***** Supplied material

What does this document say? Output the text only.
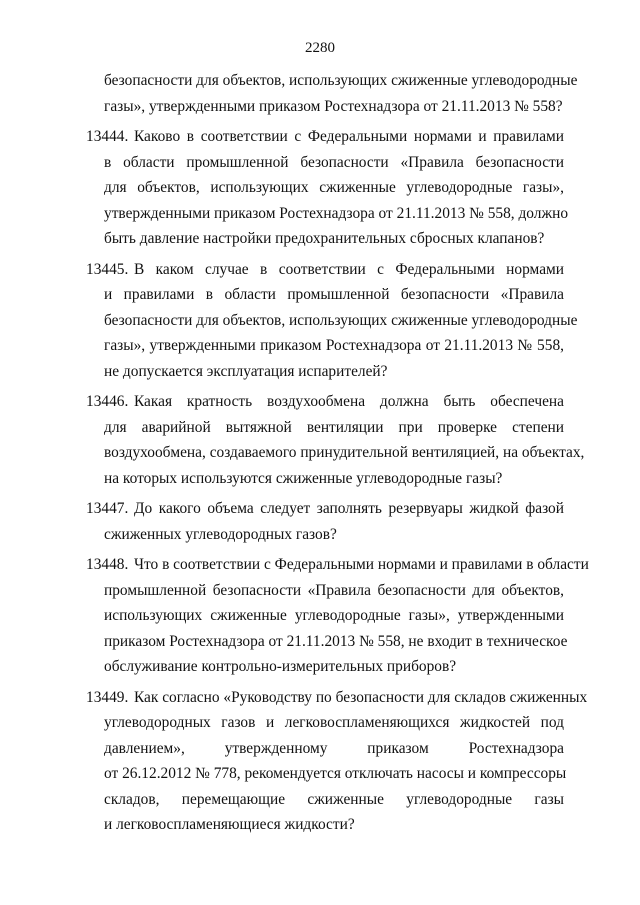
2280
безопасности для объектов, использующих сжиженные углеводородные
газы», утвержденными приказом Ростехнадзора от 21.11.2013 № 558?
13444. Каково в соответствии с Федеральными нормами и правилами
в области промышленной безопасности «Правила безопасности
для объектов, использующих сжиженные углеводородные газы»,
утвержденными приказом Ростехнадзора от 21.11.2013 № 558, должно
быть давление настройки предохранительных сбросных клапанов?
13445. В каком случае в соответствии с Федеральными нормами
и правилами в области промышленной безопасности «Правила
безопасности для объектов, использующих сжиженные углеводородные
газы», утвержденными приказом Ростехнадзора от 21.11.2013 № 558,
не допускается эксплуатация испарителей?
13446. Какая кратность воздухообмена должна быть обеспечена
для аварийной вытяжной вентиляции при проверке степени
воздухообмена, создаваемого принудительной вентиляцией, на объектах,
на которых используются сжиженные углеводородные газы?
13447. До какого объема следует заполнять резервуары жидкой фазой
сжиженных углеводородных газов?
13448. Что в соответствии с Федеральными нормами и правилами в области
промышленной безопасности «Правила безопасности для объектов,
использующих сжиженные углеводородные газы», утвержденными
приказом Ростехнадзора от 21.11.2013 № 558, не входит в техническое
обслуживание контрольно-измерительных приборов?
13449. Как согласно «Руководству по безопасности для складов сжиженных
углеводородных газов и легковоспламеняющихся жидкостей под
давлением», утвержденному приказом Ростехнадзора
от 26.12.2012 № 778, рекомендуется отключать насосы и компрессоры
складов, перемещающие сжиженные углеводородные газы
и легковоспламеняющиеся жидкости?
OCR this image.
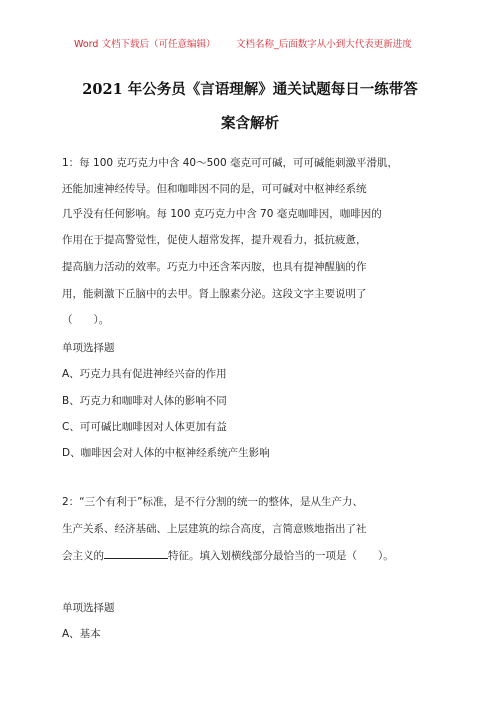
Word 文档下载后（可任意编辑） 文档名称_后面数字从小到大代表更新进度
2021 年公务员《言语理解》通关试题每日一练带答
案含解析
1：每 100 克巧克力中含 40～500 毫克可可碱，可可碱能刺激平滑肌，
还能加速神经传导。但和咖啡因不同的是，可可碱对中枢神经系统
几乎没有任何影响。每 100 克巧克力中含 70 毫克咖啡因，咖啡因的
作用在于提高警觉性，促使人超常发挥，提升观看力，抵抗疲惫，
提高脑力活动的效率。巧克力中还含苯丙胺，也具有提神醒脑的作
用，能刺激下丘脑中的去甲。肾上腺素分泌。这段文字主要说明了
（　　）。
单项选择题
A、巧克力具有促进神经兴奋的作用
B、巧克力和咖啡对人体的影响不同
C、可可碱比咖啡因对人体更加有益
D、咖啡因会对人体的中枢神经系统产生影响
2：“三个有利于”标准，是不行分割的统一的整体，是从生产力、
生产关系、经济基础、上层建筑的综合高度，言简意赅地指出了社
会主义的	特征。填入划横线部分最恰当的一项是（　　）。
单项选择题
A、基本
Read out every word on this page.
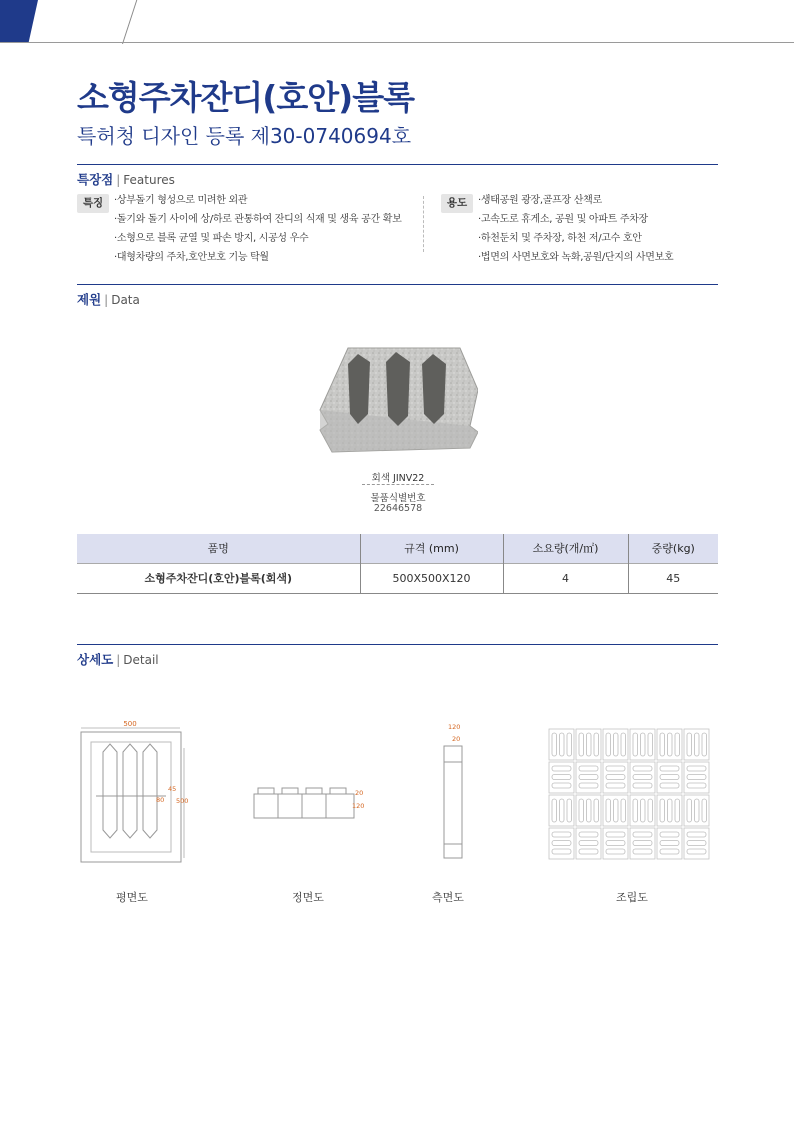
소형주차잔디(호안)블록
특허청 디자인 등록 제30-0740694호
특장점 | Features
특징	·상부돌기 형성으로 미려한 외관
·돌기와 돌기 사이에 상/하로 관통하여 잔디의 식재 및 생육 공간 확보
·소형으로 블록 균열 및 파손 방지, 시공성 우수
·대형차량의 주차,호안보호 기능 탁월
용도	·생태공원 광장,골프장 산책로
·고속도로 휴게소, 공원 및 아파트 주차장
·하천둔치 및 주차장, 하천 저/고수 호안
·법면의 사면보호와 녹화,공원/단지의 사면보호
제원 | Data
회색 JINV22
물품식별번호
22646578
품명	규격 (mm)	소요량(개/㎡)	중량(kg)
소형주차잔디(호안)블록(회색)	500X500X120	4	45
상세도 | Detail
500
45
80 500
평면도
20
120
정면도
120
20
측면도	조립도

**********

## Exercise instructions
Copy the material shown above in full and exactly. Skip the pictures.

## Complete output
What does this document say? Output the text only.
2280
безопасности для объектов, использующих сжиженные углеводородные
газы», утвержденными приказом Ростехнадзора от 21.11.2013 № 558?
13444. Каково в соответствии с Федеральными нормами и правилами
в области промышленной безопасности «Правила безопасности
для объектов, использующих сжиженные углеводородные газы»,
утвержденными приказом Ростехнадзора от 21.11.2013 № 558, должно
быть давление настройки предохранительных сбросных клапанов?
13445. В каком случае в соответствии с Федеральными нормами
и правилами в области промышленной безопасности «Правила
безопасности для объектов, использующих сжиженные углеводородные
газы», утвержденными приказом Ростехнадзора от 21.11.2013 № 558,
не допускается эксплуатация испарителей?
13446. Какая кратность воздухообмена должна быть обеспечена
для аварийной вытяжной вентиляции при проверке степени
воздухообмена, создаваемого принудительной вентиляцией, на объектах,
на которых используются сжиженные углеводородные газы?
13447. До какого объема следует заполнять резервуары жидкой фазой
сжиженных углеводородных газов?
13448. Что в соответствии с Федеральными нормами и правилами в области
промышленной безопасности «Правила безопасности для объектов,
использующих сжиженные углеводородные газы», утвержденными
приказом Ростехнадзора от 21.11.2013 № 558, не входит в техническое
обслуживание контрольно-измерительных приборов?
13449. Как согласно «Руководству по безопасности для складов сжиженных
углеводородных газов и легковоспламеняющихся жидкостей под
давлением», утвержденному приказом Ростехнадзора
от 26.12.2012 № 778, рекомендуется отключать насосы и компрессоры
складов, перемещающие сжиженные углеводородные газы
и легковоспламеняющиеся жидкости?
OCR this image.
Word 文档下载后（可任意编辑） 文档名称_后面数字从小到大代表更新进度
2021 年公务员《言语理解》通关试题每日一练带答
案含解析
1：每 100 克巧克力中含 40～500 毫克可可碱，可可碱能刺激平滑肌，
还能加速神经传导。但和咖啡因不同的是，可可碱对中枢神经系统
几乎没有任何影响。每 100 克巧克力中含 70 毫克咖啡因，咖啡因的
作用在于提高警觉性，促使人超常发挥，提升观看力，抵抗疲惫，
提高脑力活动的效率。巧克力中还含苯丙胺，也具有提神醒脑的作
用，能刺激下丘脑中的去甲。肾上腺素分泌。这段文字主要说明了
（　　）。
单项选择题
A、巧克力具有促进神经兴奋的作用
B、巧克力和咖啡对人体的影响不同
C、可可碱比咖啡因对人体更加有益
D、咖啡因会对人体的中枢神经系统产生影响
2：“三个有利于”标准，是不行分割的统一的整体，是从生产力、
生产关系、经济基础、上层建筑的综合高度，言简意赅地指出了社
会主义的	特征。填入划横线部分最恰当的一项是（　　）。
单项选择题
A、基本
Read out every word on this page.
소형주차잔디(호안)블록
특허청 디자인 등록 제30-0740694호
특장점 | Features
특징	·상부돌기 형성으로 미려한 외관
·돌기와 돌기 사이에 상/하로 관통하여 잔디의 식재 및 생육 공간 확보
·소형으로 블록 균열 및 파손 방지, 시공성 우수
·대형차량의 주차,호안보호 기능 탁월
용도	·생태공원 광장,골프장 산책로
·고속도로 휴게소, 공원 및 아파트 주차장
·하천둔치 및 주차장, 하천 저/고수 호안
·법면의 사면보호와 녹화,공원/단지의 사면보호
제원 | Data
회색 JINV22
물품식별번호
22646578
품명	규격 (mm)	소요량(개/㎡)	중량(kg)
소형주차잔디(호안)블록(회색)	500X500X120	4	45
상세도 | Detail
500
45
80 500
평면도
20
120
정면도
120
20
측면도	조립도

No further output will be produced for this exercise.